INPUT ROWS -
***
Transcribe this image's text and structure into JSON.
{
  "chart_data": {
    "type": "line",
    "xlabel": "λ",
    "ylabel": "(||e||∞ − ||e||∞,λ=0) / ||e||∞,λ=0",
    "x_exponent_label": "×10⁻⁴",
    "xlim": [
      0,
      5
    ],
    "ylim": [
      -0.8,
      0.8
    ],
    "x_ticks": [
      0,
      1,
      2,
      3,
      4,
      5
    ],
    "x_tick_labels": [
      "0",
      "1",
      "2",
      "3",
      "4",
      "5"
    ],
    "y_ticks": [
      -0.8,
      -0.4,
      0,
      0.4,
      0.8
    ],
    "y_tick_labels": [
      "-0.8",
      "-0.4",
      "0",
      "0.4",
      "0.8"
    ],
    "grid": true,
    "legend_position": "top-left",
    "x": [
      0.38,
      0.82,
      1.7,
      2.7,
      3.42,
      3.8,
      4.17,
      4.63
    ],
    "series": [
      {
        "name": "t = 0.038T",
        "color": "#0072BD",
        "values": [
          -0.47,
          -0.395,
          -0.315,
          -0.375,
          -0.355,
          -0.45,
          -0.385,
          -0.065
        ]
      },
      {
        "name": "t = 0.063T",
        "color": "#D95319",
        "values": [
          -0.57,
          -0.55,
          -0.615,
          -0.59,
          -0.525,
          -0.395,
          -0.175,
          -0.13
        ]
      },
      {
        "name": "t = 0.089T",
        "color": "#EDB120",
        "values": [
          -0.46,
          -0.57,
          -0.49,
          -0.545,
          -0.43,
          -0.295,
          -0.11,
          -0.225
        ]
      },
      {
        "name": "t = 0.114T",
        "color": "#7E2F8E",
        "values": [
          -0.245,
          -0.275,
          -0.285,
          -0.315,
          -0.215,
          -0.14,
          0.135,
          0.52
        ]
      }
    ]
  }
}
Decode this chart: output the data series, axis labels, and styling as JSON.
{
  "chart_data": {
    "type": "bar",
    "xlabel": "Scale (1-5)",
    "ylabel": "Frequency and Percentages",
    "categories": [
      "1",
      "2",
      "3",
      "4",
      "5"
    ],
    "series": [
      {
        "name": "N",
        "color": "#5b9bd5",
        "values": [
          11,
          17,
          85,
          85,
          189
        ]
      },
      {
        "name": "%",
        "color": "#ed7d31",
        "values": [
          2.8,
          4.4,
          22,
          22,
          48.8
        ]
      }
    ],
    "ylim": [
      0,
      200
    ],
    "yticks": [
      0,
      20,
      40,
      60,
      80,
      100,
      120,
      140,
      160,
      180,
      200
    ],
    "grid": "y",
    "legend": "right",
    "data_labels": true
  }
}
***
CHALLENGE - Copy out each record from above, exactly.

OUTPUT FOR THIS EXERCISE -
Transcribe this image's text and structure into JSON.
{
  "chart_data": {
    "type": "line",
    "xlabel": "λ",
    "ylabel": "(||e||∞ − ||e||∞,λ=0) / ||e||∞,λ=0",
    "x_exponent_label": "×10⁻⁴",
    "xlim": [
      0,
      5
    ],
    "ylim": [
      -0.8,
      0.8
    ],
    "x_ticks": [
      0,
      1,
      2,
      3,
      4,
      5
    ],
    "x_tick_labels": [
      "0",
      "1",
      "2",
      "3",
      "4",
      "5"
    ],
    "y_ticks": [
      -0.8,
      -0.4,
      0,
      0.4,
      0.8
    ],
    "y_tick_labels": [
      "-0.8",
      "-0.4",
      "0",
      "0.4",
      "0.8"
    ],
    "grid": true,
    "legend_position": "top-left",
    "x": [
      0.38,
      0.82,
      1.7,
      2.7,
      3.42,
      3.8,
      4.17,
      4.63
    ],
    "series": [
      {
        "name": "t = 0.038T",
        "color": "#0072BD",
        "values": [
          -0.47,
          -0.395,
          -0.315,
          -0.375,
          -0.355,
          -0.45,
          -0.385,
          -0.065
        ]
      },
      {
        "name": "t = 0.063T",
        "color": "#D95319",
        "values": [
          -0.57,
          -0.55,
          -0.615,
          -0.59,
          -0.525,
          -0.395,
          -0.175,
          -0.13
        ]
      },
      {
        "name": "t = 0.089T",
        "color": "#EDB120",
        "values": [
          -0.46,
          -0.57,
          -0.49,
          -0.545,
          -0.43,
          -0.295,
          -0.11,
          -0.225
        ]
      },
      {
        "name": "t = 0.114T",
        "color": "#7E2F8E",
        "values": [
          -0.245,
          -0.275,
          -0.285,
          -0.315,
          -0.215,
          -0.14,
          0.135,
          0.52
        ]
      }
    ]
  }
}
Decode this chart: output the data series, axis labels, and styling as JSON.
{
  "chart_data": {
    "type": "bar",
    "xlabel": "Scale (1-5)",
    "ylabel": "Frequency and Percentages",
    "categories": [
      "1",
      "2",
      "3",
      "4",
      "5"
    ],
    "series": [
      {
        "name": "N",
        "color": "#5b9bd5",
        "values": [
          11,
          17,
          85,
          85,
          189
        ]
      },
      {
        "name": "%",
        "color": "#ed7d31",
        "values": [
          2.8,
          4.4,
          22,
          22,
          48.8
        ]
      }
    ],
    "ylim": [
      0,
      200
    ],
    "yticks": [
      0,
      20,
      40,
      60,
      80,
      100,
      120,
      140,
      160,
      180,
      200
    ],
    "grid": "y",
    "legend": "right",
    "data_labels": true
  }
}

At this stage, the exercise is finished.